**To be done**. From the entries that follow, extract each line holding the string "Görünümünü".

Dataset items
========================

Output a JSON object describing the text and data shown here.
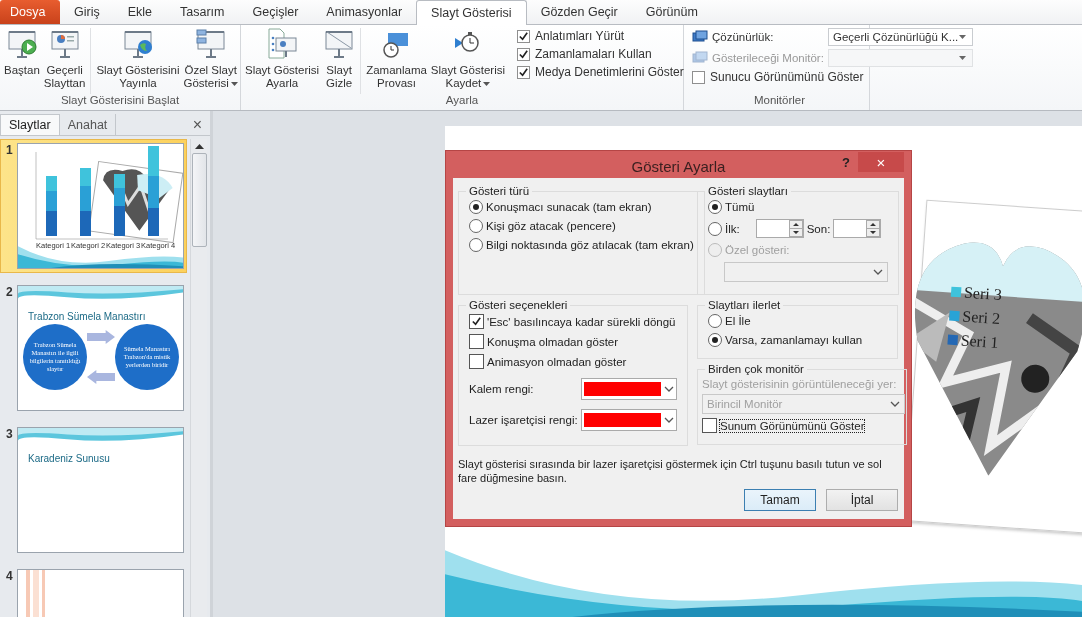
{
  "ribbon_tabs": [
    {
      "label": "Dosya",
      "kind": "file",
      "selected": false
    },
    {
      "label": "Giriş",
      "kind": "tab",
      "selected": false
    },
    {
      "label": "Ekle",
      "kind": "tab",
      "selected": false
    },
    {
      "label": "Tasarım",
      "kind": "tab",
      "selected": false
    },
    {
      "label": "Geçişler",
      "kind": "tab",
      "selected": false
    },
    {
      "label": "Animasyonlar",
      "kind": "tab",
      "selected": false
    },
    {
      "label": "Slayt Gösterisi",
      "kind": "tab",
      "selected": true
    },
    {
      "label": "Gözden Geçir",
      "kind": "tab",
      "selected": false
    },
    {
      "label": "Görünüm",
      "kind": "tab",
      "selected": false
    }
  ],
  "ribbon_groups": [
    {
      "title": "Slayt Gösterisini Başlat",
      "buttons": [
        {
          "lines": [
            "Baştan"
          ],
          "dropdown": false,
          "separator_before": false
        },
        {
          "lines": [
            "Geçerli",
            "Slayttan"
          ],
          "dropdown": false,
          "separator_before": false
        },
        {
          "lines": [
            "Slayt Gösterisini",
            "Yayınla"
          ],
          "dropdown": false,
          "separator_before": true
        },
        {
          "lines": [
            "Özel Slayt",
            "Gösterisi"
          ],
          "dropdown": true,
          "separator_before": false
        }
      ]
    },
    {
      "title": "Ayarla",
      "buttons": [
        {
          "lines": [
            "Slayt Gösterisi",
            "Ayarla"
          ],
          "dropdown": false,
          "separator_before": false
        },
        {
          "lines": [
            "Slayt",
            "Gizle"
          ],
          "dropdown": false,
          "separator_before": false
        },
        {
          "lines": [
            "Zamanlama",
            "Provası"
          ],
          "dropdown": false,
          "separator_before": true
        },
        {
          "lines": [
            "Slayt Gösterisi",
            "Kaydet"
          ],
          "dropdown": true,
          "separator_before": false
        }
      ],
      "checkboxes": [
        {
          "label": "Anlatımları Yürüt",
          "checked": true
        },
        {
          "label": "Zamanlamaları Kullan",
          "checked": true
        },
        {
          "label": "Medya Denetimlerini Göster",
          "checked": true
        }
      ]
    },
    {
      "title": "Monitörler",
      "fields": [
        {
          "label": "Çözünürlük:",
          "value": "Geçerli Çözünürlüğü K...",
          "disabled": false
        },
        {
          "label": "Gösterileceği Monitör:",
          "disabled": true
        }
      ],
      "checkboxes": [
        {
          "label": "Sunucu Görünümünü Göster",
          "checked": false
        }
      ]
    }
  ],
  "slides_panel": {
    "tabs": [
      {
        "label": "Slaytlar",
        "selected": true
      },
      {
        "label": "Anahat",
        "selected": false
      }
    ],
    "close": "×",
    "slides": [
      {
        "number": "1",
        "kind": "chart",
        "selected": true,
        "categories": [
          "Kategori 1",
          "Kategori 2",
          "Kategori 3",
          "Kategori 4"
        ]
      },
      {
        "number": "2",
        "kind": "diagram",
        "selected": false,
        "title": "Trabzon Sümela Manastırı",
        "circles": [
          "Trabzon Sümela Manastırı ile ilgili bilgilerin tanıtıldığı slaytır",
          "Sümela Manastırı Trabzon'da mistik yerlerden biridir"
        ]
      },
      {
        "number": "3",
        "kind": "title",
        "selected": false,
        "title": "Karadeniz Sunusu"
      },
      {
        "number": "4",
        "kind": "stripes",
        "selected": false
      }
    ]
  },
  "slide": {
    "legend": [
      {
        "label": "Seri 3",
        "color": "#3fc3dc"
      },
      {
        "label": "Seri 2",
        "color": "#28a3d6"
      },
      {
        "label": "Seri 1",
        "color": "#2468b4"
      }
    ]
  },
  "dialog": {
    "title": "Gösteri Ayarla",
    "help": "?",
    "close": "×",
    "show_type": {
      "title": "Gösteri türü",
      "options": [
        {
          "label": "Konuşmacı sunacak (tam ekran)",
          "selected": true
        },
        {
          "label": "Kişi göz atacak (pencere)",
          "selected": false
        },
        {
          "label": "Bilgi noktasında göz atılacak (tam ekran)",
          "selected": false
        }
      ]
    },
    "show_slides": {
      "title": "Gösteri slaytları",
      "all": {
        "label": "Tümü",
        "selected": true
      },
      "range": {
        "label": "İlk:",
        "selected": false,
        "to_label": "Son:"
      },
      "custom": {
        "label": "Özel gösteri:",
        "selected": false,
        "disabled": true
      }
    },
    "show_options": {
      "title": "Gösteri seçenekleri",
      "checkboxes": [
        {
          "label": "'Esc' basılıncaya kadar sürekli döngü",
          "checked": true
        },
        {
          "label": "Konuşma olmadan göster",
          "checked": false
        },
        {
          "label": "Animasyon olmadan göster",
          "checked": false
        }
      ],
      "colors": [
        {
          "label": "Kalem rengi:",
          "color": "#ff0000"
        },
        {
          "label": "Lazer işaretçisi rengi:",
          "color": "#ff0000"
        }
      ]
    },
    "advance": {
      "title": "Slaytları ilerlet",
      "options": [
        {
          "label": "El İle",
          "selected": false
        },
        {
          "label": "Varsa, zamanlamayı kullan",
          "selected": true
        }
      ]
    },
    "monitors": {
      "title": "Birden çok monitör",
      "label": "Slayt gösterisinin görüntüleneceği yer:",
      "value": "Birincil Monitör",
      "disabled": true,
      "checkbox": {
        "label": "Sunum Görünümünü Göster",
        "checked": false,
        "focused": true
      }
    },
    "hint": "Slayt gösterisi sırasında bir lazer işaretçisi göstermek için Ctrl tuşunu basılı tutun ve sol fare düğmesine basın.",
    "buttons": [
      {
        "label": "Tamam",
        "default": true
      },
      {
        "label": "İptal",
        "default": false
      }
    ]
  }
}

========================

**Solution for this exercise**.
          "label": "Sunucu Görünümünü Göster",
        "label": "Sunum Görünümünü Göster",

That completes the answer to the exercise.